Data provided:
-*-*-
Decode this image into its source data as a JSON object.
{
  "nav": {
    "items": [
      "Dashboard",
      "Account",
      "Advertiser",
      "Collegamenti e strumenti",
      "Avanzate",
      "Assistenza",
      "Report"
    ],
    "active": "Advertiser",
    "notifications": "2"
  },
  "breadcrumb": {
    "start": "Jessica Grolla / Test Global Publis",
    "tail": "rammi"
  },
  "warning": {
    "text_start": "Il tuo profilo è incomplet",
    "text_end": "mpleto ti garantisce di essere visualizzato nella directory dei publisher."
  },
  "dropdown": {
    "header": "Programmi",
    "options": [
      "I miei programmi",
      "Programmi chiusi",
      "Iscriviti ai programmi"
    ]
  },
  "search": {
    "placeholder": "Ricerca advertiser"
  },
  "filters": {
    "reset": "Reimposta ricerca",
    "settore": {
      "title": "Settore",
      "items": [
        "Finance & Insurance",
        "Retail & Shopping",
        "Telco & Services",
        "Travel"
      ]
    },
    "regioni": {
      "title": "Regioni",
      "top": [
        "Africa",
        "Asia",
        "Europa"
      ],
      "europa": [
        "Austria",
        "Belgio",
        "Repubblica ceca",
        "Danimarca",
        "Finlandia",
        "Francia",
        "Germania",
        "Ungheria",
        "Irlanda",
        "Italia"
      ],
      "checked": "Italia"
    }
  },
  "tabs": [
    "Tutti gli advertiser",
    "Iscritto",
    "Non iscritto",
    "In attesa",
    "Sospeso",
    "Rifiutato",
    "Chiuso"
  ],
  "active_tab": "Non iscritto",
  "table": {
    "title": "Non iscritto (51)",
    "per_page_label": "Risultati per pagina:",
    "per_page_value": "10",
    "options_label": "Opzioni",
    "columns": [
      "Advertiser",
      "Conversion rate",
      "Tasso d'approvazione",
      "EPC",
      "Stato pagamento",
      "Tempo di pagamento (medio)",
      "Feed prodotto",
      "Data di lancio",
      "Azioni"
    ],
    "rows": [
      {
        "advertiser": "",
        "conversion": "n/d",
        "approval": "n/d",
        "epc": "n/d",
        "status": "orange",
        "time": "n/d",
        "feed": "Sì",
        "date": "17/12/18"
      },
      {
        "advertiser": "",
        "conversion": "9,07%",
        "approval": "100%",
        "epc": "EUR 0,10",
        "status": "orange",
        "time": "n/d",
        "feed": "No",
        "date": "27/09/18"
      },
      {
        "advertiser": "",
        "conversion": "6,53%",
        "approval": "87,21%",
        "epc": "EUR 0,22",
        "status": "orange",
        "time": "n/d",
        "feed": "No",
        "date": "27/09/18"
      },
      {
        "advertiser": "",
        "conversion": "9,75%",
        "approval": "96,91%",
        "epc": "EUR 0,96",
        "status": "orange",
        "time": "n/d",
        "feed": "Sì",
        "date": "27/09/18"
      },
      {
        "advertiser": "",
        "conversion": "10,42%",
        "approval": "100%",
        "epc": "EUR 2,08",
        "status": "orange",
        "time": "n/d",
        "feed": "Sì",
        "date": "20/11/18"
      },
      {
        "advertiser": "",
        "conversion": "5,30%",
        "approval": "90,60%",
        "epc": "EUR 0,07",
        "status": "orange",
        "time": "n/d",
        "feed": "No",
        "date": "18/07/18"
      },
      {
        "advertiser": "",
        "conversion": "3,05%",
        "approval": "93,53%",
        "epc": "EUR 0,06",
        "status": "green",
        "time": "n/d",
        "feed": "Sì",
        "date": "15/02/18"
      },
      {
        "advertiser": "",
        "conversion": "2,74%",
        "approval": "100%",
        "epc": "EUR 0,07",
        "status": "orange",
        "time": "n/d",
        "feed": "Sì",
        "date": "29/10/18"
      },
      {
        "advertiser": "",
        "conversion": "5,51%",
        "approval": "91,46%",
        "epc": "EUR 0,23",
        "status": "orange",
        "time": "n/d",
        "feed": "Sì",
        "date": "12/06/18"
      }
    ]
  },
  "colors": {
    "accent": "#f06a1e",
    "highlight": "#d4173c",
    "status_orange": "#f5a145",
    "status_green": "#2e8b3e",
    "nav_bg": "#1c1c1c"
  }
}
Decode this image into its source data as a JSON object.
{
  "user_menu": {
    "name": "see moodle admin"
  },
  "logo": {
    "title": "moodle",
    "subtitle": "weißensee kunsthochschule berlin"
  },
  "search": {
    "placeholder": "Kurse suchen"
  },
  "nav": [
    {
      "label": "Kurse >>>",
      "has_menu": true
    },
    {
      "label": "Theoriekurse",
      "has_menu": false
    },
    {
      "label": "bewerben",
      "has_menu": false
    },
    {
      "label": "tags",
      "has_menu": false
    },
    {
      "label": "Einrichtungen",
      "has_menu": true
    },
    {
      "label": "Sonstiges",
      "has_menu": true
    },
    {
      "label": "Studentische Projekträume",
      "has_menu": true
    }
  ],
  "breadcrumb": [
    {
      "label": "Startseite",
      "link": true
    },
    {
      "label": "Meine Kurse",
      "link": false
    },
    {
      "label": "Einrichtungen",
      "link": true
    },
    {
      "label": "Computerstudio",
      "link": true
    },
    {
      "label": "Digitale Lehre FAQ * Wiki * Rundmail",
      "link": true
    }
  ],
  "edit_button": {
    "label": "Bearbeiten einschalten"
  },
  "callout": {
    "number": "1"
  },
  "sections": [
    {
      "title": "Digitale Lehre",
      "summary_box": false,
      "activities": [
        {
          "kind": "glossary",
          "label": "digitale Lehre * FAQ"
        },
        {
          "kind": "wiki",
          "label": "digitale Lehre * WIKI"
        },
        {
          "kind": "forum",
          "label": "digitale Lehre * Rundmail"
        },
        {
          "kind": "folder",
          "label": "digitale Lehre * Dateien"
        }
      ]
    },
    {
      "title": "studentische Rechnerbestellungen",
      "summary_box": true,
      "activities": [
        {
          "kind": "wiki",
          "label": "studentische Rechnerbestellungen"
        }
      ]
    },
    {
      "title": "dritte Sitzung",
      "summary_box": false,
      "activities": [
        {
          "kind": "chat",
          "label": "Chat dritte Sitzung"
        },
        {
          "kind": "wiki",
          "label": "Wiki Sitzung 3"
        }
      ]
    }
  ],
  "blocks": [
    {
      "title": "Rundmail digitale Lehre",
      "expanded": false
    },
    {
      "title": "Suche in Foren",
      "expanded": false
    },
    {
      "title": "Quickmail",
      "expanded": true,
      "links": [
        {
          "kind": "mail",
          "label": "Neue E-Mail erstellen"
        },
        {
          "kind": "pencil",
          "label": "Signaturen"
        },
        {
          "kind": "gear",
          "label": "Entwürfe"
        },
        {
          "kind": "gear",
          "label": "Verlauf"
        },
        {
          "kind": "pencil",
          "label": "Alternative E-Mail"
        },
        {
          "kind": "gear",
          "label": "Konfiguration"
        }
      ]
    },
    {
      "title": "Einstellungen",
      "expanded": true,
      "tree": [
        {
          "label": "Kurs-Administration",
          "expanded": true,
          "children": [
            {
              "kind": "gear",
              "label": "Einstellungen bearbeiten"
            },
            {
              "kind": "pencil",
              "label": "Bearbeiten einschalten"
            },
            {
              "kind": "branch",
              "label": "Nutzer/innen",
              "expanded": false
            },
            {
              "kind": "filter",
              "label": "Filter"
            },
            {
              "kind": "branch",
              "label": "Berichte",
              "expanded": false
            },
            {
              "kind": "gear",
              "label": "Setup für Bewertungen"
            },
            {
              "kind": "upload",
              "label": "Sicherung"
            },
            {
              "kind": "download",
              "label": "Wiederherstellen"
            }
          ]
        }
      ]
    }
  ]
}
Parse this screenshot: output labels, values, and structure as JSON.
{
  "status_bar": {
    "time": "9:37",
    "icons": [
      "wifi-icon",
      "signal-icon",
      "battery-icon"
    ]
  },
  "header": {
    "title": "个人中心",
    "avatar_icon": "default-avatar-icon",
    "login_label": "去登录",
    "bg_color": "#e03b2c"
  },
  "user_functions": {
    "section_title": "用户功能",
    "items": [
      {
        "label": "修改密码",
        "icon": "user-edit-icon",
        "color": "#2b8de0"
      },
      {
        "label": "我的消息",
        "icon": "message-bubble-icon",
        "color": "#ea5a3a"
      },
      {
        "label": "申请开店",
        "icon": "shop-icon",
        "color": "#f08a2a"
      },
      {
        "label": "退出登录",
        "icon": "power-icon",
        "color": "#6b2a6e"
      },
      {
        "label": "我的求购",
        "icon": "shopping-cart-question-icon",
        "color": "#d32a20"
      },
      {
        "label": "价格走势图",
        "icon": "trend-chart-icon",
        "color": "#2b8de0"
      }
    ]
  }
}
-*-*-
What you have to do: The answer consists only of the lines from the one containing "Parse this screenshot: output" to the end of the records, each written out exactly.

Response:
Parse this screenshot: output labels, values, and structure as JSON.
{
  "status_bar": {
    "time": "9:37",
    "icons": [
      "wifi-icon",
      "signal-icon",
      "battery-icon"
    ]
  },
  "header": {
    "title": "个人中心",
    "avatar_icon": "default-avatar-icon",
    "login_label": "去登录",
    "bg_color": "#e03b2c"
  },
  "user_functions": {
    "section_title": "用户功能",
    "items": [
      {
        "label": "修改密码",
        "icon": "user-edit-icon",
        "color": "#2b8de0"
      },
      {
        "label": "我的消息",
        "icon": "message-bubble-icon",
        "color": "#ea5a3a"
      },
      {
        "label": "申请开店",
        "icon": "shop-icon",
        "color": "#f08a2a"
      },
      {
        "label": "退出登录",
        "icon": "power-icon",
        "color": "#6b2a6e"
      },
      {
        "label": "我的求购",
        "icon": "shopping-cart-question-icon",
        "color": "#d32a20"
      },
      {
        "label": "价格走势图",
        "icon": "trend-chart-icon",
        "color": "#2b8de0"
      }
    ]
  }
}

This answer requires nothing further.